(Records that describe figures)
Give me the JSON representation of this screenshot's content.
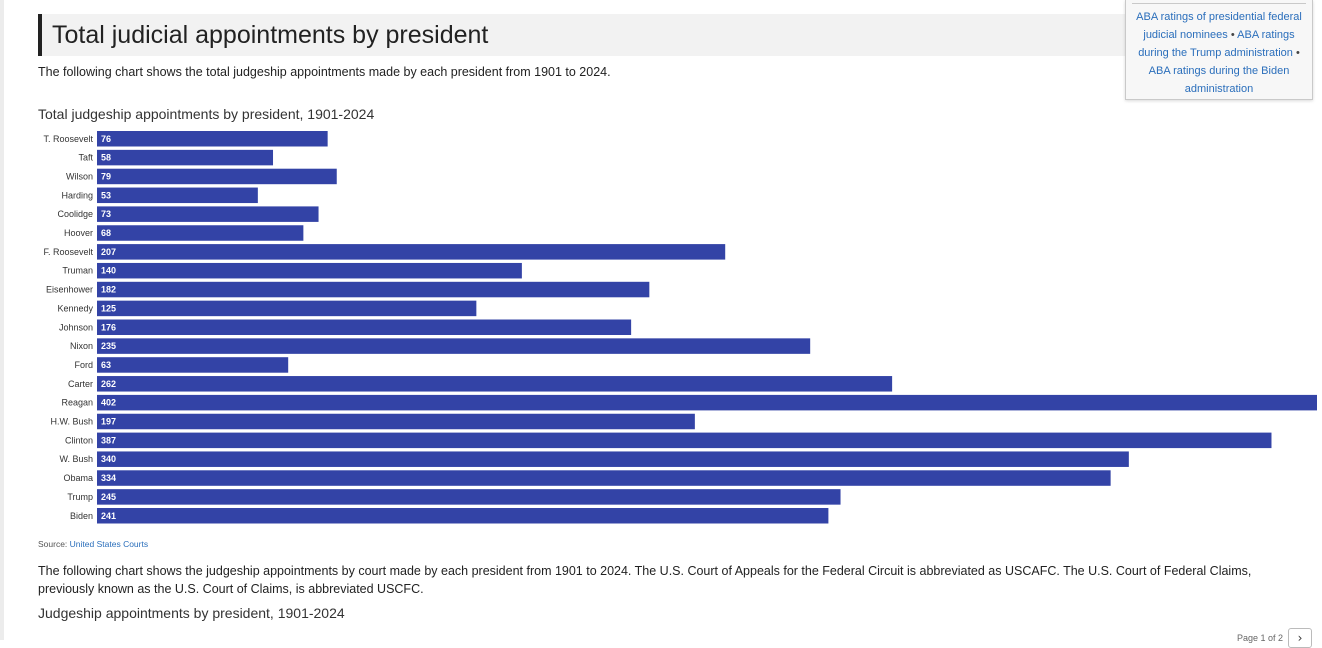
{
  "page": {
    "title": "Total judicial appointments by president",
    "intro": "The following chart shows the total judgeship appointments made by each president from 1901 to 2024.",
    "sidebox": {
      "links": [
        "ABA ratings of presidential federal judicial nominees",
        "ABA ratings during the Trump administration",
        "ABA ratings during the Biden administration"
      ],
      "separator": "•"
    },
    "source_label": "Source:",
    "source_link": "United States Courts",
    "paragraph2": "The following chart shows the judgeship appointments by court made by each president from 1901 to 2024. The U.S. Court of Appeals for the Federal Circuit is abbreviated as USCAFC. The U.S. Court of Federal Claims, previously known as the U.S. Court of Claims, is abbreviated USCFC.",
    "chart2_title": "Judgeship appointments by president, 1901-2024",
    "pager_text": "Page 1 of 2",
    "pager_next_icon": "chevron-right-icon"
  },
  "chart_data": {
    "type": "bar",
    "orientation": "horizontal",
    "title": "Total judgeship appointments by president, 1901-2024",
    "xlabel": "",
    "ylabel": "",
    "grid": false,
    "data_labels": true,
    "bar_color": "#3343a6",
    "categories": [
      "T. Roosevelt",
      "Taft",
      "Wilson",
      "Harding",
      "Coolidge",
      "Hoover",
      "F. Roosevelt",
      "Truman",
      "Eisenhower",
      "Kennedy",
      "Johnson",
      "Nixon",
      "Ford",
      "Carter",
      "Reagan",
      "H.W. Bush",
      "Clinton",
      "W. Bush",
      "Obama",
      "Trump",
      "Biden"
    ],
    "values": [
      76,
      58,
      79,
      53,
      73,
      68,
      207,
      140,
      182,
      125,
      176,
      235,
      63,
      262,
      402,
      197,
      387,
      340,
      334,
      245,
      241
    ],
    "xlim": [
      0,
      402
    ]
  }
}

- Task objective -
Report each line in the data that holds the word "following".

- Result of the exercise -
    "intro": "The following chart shows the total judgeship appointments made by each president from 1901 to 2024.",
    "paragraph2": "The following chart shows the judgeship appointments by court made by each president from 1901 to 2024. The U.S. Court of Appeals for the Federal Circuit is abbreviated as USCAFC. The U.S. Court of Federal Claims, previously known as the U.S. Court of Claims, is abbreviated USCFC.",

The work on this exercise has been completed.